- [Requirements]
Copy out the entries exactly, from the first line to the last.

---*---

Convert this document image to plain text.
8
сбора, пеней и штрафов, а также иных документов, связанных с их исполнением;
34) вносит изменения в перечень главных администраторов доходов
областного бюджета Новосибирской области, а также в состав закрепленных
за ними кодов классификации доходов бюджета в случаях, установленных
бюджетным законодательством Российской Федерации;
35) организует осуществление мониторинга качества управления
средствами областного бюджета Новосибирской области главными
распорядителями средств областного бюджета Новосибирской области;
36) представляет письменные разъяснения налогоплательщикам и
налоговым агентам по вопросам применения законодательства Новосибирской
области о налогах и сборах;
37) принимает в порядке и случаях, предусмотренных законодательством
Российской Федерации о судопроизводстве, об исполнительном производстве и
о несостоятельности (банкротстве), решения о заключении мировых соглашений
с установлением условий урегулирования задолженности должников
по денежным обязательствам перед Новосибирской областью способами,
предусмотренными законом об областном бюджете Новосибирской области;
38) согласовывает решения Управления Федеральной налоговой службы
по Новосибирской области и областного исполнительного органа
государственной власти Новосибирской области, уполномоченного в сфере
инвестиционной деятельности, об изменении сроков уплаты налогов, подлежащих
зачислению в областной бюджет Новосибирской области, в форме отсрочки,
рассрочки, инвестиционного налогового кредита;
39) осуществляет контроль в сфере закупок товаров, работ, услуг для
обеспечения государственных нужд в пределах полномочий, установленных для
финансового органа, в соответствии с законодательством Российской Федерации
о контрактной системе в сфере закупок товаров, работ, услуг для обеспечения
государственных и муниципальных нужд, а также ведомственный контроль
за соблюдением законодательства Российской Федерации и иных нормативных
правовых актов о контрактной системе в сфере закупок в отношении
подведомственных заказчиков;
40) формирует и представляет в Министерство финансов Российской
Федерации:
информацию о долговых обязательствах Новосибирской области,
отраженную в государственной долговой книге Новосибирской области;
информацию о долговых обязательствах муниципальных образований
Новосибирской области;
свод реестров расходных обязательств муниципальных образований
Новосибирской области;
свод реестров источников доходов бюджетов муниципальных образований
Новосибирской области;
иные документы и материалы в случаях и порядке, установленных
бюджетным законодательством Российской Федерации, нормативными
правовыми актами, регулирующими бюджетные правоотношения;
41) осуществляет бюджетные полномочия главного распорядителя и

---*---

- [Exercise result]
Convert this document image to plain text.
8
сбора, пеней и штрафов, а также иных документов, связанных с их исполнением;
34) вносит изменения в перечень главных администраторов доходов
областного бюджета Новосибирской области, а также в состав закрепленных
за ними кодов классификации доходов бюджета в случаях, установленных
бюджетным законодательством Российской Федерации;
35) организует осуществление мониторинга качества управления
средствами областного бюджета Новосибирской области главными
распорядителями средств областного бюджета Новосибирской области;
36) представляет письменные разъяснения налогоплательщикам и
налоговым агентам по вопросам применения законодательства Новосибирской
области о налогах и сборах;
37) принимает в порядке и случаях, предусмотренных законодательством
Российской Федерации о судопроизводстве, об исполнительном производстве и
о несостоятельности (банкротстве), решения о заключении мировых соглашений
с установлением условий урегулирования задолженности должников
по денежным обязательствам перед Новосибирской областью способами,
предусмотренными законом об областном бюджете Новосибирской области;
38) согласовывает решения Управления Федеральной налоговой службы
по Новосибирской области и областного исполнительного органа
государственной власти Новосибирской области, уполномоченного в сфере
инвестиционной деятельности, об изменении сроков уплаты налогов, подлежащих
зачислению в областной бюджет Новосибирской области, в форме отсрочки,
рассрочки, инвестиционного налогового кредита;
39) осуществляет контроль в сфере закупок товаров, работ, услуг для
обеспечения государственных нужд в пределах полномочий, установленных для
финансового органа, в соответствии с законодательством Российской Федерации
о контрактной системе в сфере закупок товаров, работ, услуг для обеспечения
государственных и муниципальных нужд, а также ведомственный контроль
за соблюдением законодательства Российской Федерации и иных нормативных
правовых актов о контрактной системе в сфере закупок в отношении
подведомственных заказчиков;
40) формирует и представляет в Министерство финансов Российской
Федерации:
информацию о долговых обязательствах Новосибирской области,
отраженную в государственной долговой книге Новосибирской области;
информацию о долговых обязательствах муниципальных образований
Новосибирской области;
свод реестров расходных обязательств муниципальных образований
Новосибирской области;
свод реестров источников доходов бюджетов муниципальных образований
Новосибирской области;
иные документы и материалы в случаях и порядке, установленных
бюджетным законодательством Российской Федерации, нормативными
правовыми актами, регулирующими бюджетные правоотношения;
41) осуществляет бюджетные полномочия главного распорядителя и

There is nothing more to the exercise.